• _GIVEN TASK_
Return the listing below unchanged, minus its pictures.

--- Start MATERIAL PROVIDED ---

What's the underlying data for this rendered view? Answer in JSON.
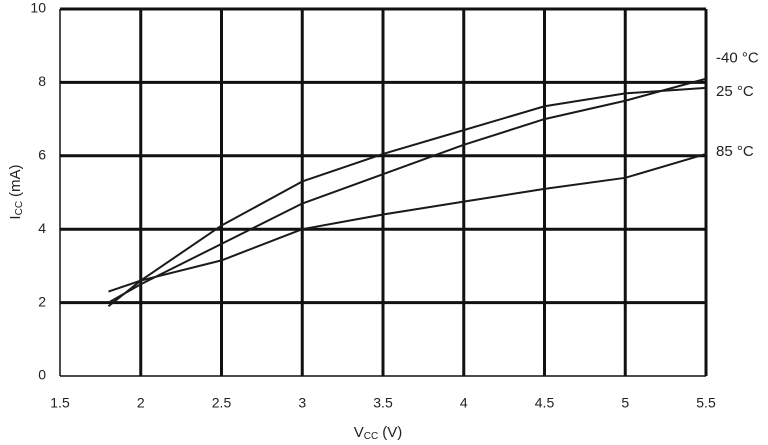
{
  "chart_data": {
    "type": "line",
    "x_label": {
      "symbol": "V",
      "subscript": "CC",
      "unit": "(V)"
    },
    "y_label": {
      "symbol": "I",
      "subscript": "CC",
      "unit": "(mA)"
    },
    "x": [
      1.8,
      2,
      2.5,
      3,
      3.5,
      4,
      4.5,
      5,
      5.5
    ],
    "series": [
      {
        "name": "-40 °C",
        "color": "#1a1a1a",
        "values": [
          2.0,
          2.5,
          3.6,
          4.7,
          5.5,
          6.3,
          7.0,
          7.5,
          8.1
        ]
      },
      {
        "name": "25 °C",
        "color": "#1a1a1a",
        "values": [
          1.9,
          2.6,
          4.1,
          5.3,
          6.05,
          6.7,
          7.35,
          7.7,
          7.85
        ]
      },
      {
        "name": "85 °C",
        "color": "#1a1a1a",
        "values": [
          2.3,
          2.6,
          3.15,
          4.0,
          4.4,
          4.75,
          5.1,
          5.4,
          6.05
        ]
      }
    ],
    "xlim": [
      1.5,
      5.5
    ],
    "xticks": [
      1.5,
      2,
      2.5,
      3,
      3.5,
      4,
      4.5,
      5,
      5.5
    ],
    "ylim": [
      0,
      10
    ],
    "yticks": [
      0,
      2,
      4,
      6,
      8,
      10
    ],
    "grid": true
  }
}
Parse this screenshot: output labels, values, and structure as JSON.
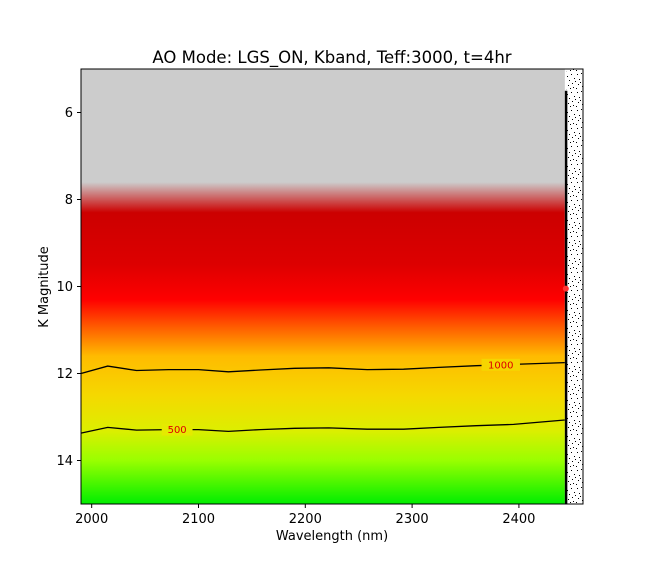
{
  "chart_data": {
    "type": "heatmap",
    "title": "AO Mode: LGS_ON, Kband, Teff:3000, t=4hr",
    "xlabel": "Wavelength (nm)",
    "ylabel": "K Magnitude",
    "xlim": [
      1990,
      2460
    ],
    "ylim": [
      15,
      5
    ],
    "x_ticks": [
      2000,
      2100,
      2200,
      2300,
      2400
    ],
    "y_ticks": [
      6,
      8,
      10,
      12,
      14
    ],
    "data_x_range": [
      1990,
      2443
    ],
    "grid": false,
    "colormap": [
      {
        "mag": 5.0,
        "color": "#cccccc"
      },
      {
        "mag": 7.6,
        "color": "#cccccc"
      },
      {
        "mag": 8.3,
        "color": "#cc0000"
      },
      {
        "mag": 9.5,
        "color": "#dd0000"
      },
      {
        "mag": 10.3,
        "color": "#ff0000"
      },
      {
        "mag": 11.0,
        "color": "#ff6600"
      },
      {
        "mag": 11.6,
        "color": "#ffbb00"
      },
      {
        "mag": 12.5,
        "color": "#f5d800"
      },
      {
        "mag": 13.3,
        "color": "#ddee00"
      },
      {
        "mag": 14.0,
        "color": "#99ff00"
      },
      {
        "mag": 15.0,
        "color": "#00ee00"
      }
    ],
    "contours": [
      {
        "level": "1000",
        "x": [
          1990,
          2015,
          2042,
          2072,
          2100,
          2128,
          2158,
          2190,
          2222,
          2258,
          2292,
          2325,
          2360,
          2395,
          2443
        ],
        "y": [
          12.0,
          11.83,
          11.93,
          11.91,
          11.91,
          11.96,
          11.92,
          11.88,
          11.87,
          11.91,
          11.9,
          11.86,
          11.82,
          11.79,
          11.75
        ],
        "label_x": 2383
      },
      {
        "level": "500",
        "x": [
          1990,
          2015,
          2042,
          2072,
          2100,
          2128,
          2158,
          2190,
          2222,
          2258,
          2292,
          2325,
          2360,
          2395,
          2443
        ],
        "y": [
          13.37,
          13.24,
          13.3,
          13.29,
          13.29,
          13.33,
          13.29,
          13.26,
          13.25,
          13.28,
          13.28,
          13.24,
          13.2,
          13.17,
          13.07
        ],
        "label_x": 2080
      }
    ]
  }
}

--- End MATERIAL PROVIDED ---

• _FULL OUTPUT_
What's the underlying data for this rendered view? Answer in JSON.
{
  "chart_data": {
    "type": "line",
    "x_label": {
      "symbol": "V",
      "subscript": "CC",
      "unit": "(V)"
    },
    "y_label": {
      "symbol": "I",
      "subscript": "CC",
      "unit": "(mA)"
    },
    "x": [
      1.8,
      2,
      2.5,
      3,
      3.5,
      4,
      4.5,
      5,
      5.5
    ],
    "series": [
      {
        "name": "-40 °C",
        "color": "#1a1a1a",
        "values": [
          2.0,
          2.5,
          3.6,
          4.7,
          5.5,
          6.3,
          7.0,
          7.5,
          8.1
        ]
      },
      {
        "name": "25 °C",
        "color": "#1a1a1a",
        "values": [
          1.9,
          2.6,
          4.1,
          5.3,
          6.05,
          6.7,
          7.35,
          7.7,
          7.85
        ]
      },
      {
        "name": "85 °C",
        "color": "#1a1a1a",
        "values": [
          2.3,
          2.6,
          3.15,
          4.0,
          4.4,
          4.75,
          5.1,
          5.4,
          6.05
        ]
      }
    ],
    "xlim": [
      1.5,
      5.5
    ],
    "xticks": [
      1.5,
      2,
      2.5,
      3,
      3.5,
      4,
      4.5,
      5,
      5.5
    ],
    "ylim": [
      0,
      10
    ],
    "yticks": [
      0,
      2,
      4,
      6,
      8,
      10
    ],
    "grid": true
  }
}
Parse this screenshot: output labels, values, and structure as JSON.
{
  "chart_data": {
    "type": "heatmap",
    "title": "AO Mode: LGS_ON, Kband, Teff:3000, t=4hr",
    "xlabel": "Wavelength (nm)",
    "ylabel": "K Magnitude",
    "xlim": [
      1990,
      2460
    ],
    "ylim": [
      15,
      5
    ],
    "x_ticks": [
      2000,
      2100,
      2200,
      2300,
      2400
    ],
    "y_ticks": [
      6,
      8,
      10,
      12,
      14
    ],
    "data_x_range": [
      1990,
      2443
    ],
    "grid": false,
    "colormap": [
      {
        "mag": 5.0,
        "color": "#cccccc"
      },
      {
        "mag": 7.6,
        "color": "#cccccc"
      },
      {
        "mag": 8.3,
        "color": "#cc0000"
      },
      {
        "mag": 9.5,
        "color": "#dd0000"
      },
      {
        "mag": 10.3,
        "color": "#ff0000"
      },
      {
        "mag": 11.0,
        "color": "#ff6600"
      },
      {
        "mag": 11.6,
        "color": "#ffbb00"
      },
      {
        "mag": 12.5,
        "color": "#f5d800"
      },
      {
        "mag": 13.3,
        "color": "#ddee00"
      },
      {
        "mag": 14.0,
        "color": "#99ff00"
      },
      {
        "mag": 15.0,
        "color": "#00ee00"
      }
    ],
    "contours": [
      {
        "level": "1000",
        "x": [
          1990,
          2015,
          2042,
          2072,
          2100,
          2128,
          2158,
          2190,
          2222,
          2258,
          2292,
          2325,
          2360,
          2395,
          2443
        ],
        "y": [
          12.0,
          11.83,
          11.93,
          11.91,
          11.91,
          11.96,
          11.92,
          11.88,
          11.87,
          11.91,
          11.9,
          11.86,
          11.82,
          11.79,
          11.75
        ],
        "label_x": 2383
      },
      {
        "level": "500",
        "x": [
          1990,
          2015,
          2042,
          2072,
          2100,
          2128,
          2158,
          2190,
          2222,
          2258,
          2292,
          2325,
          2360,
          2395,
          2443
        ],
        "y": [
          13.37,
          13.24,
          13.3,
          13.29,
          13.29,
          13.33,
          13.29,
          13.26,
          13.25,
          13.28,
          13.28,
          13.24,
          13.2,
          13.17,
          13.07
        ],
        "label_x": 2080
      }
    ]
  }
}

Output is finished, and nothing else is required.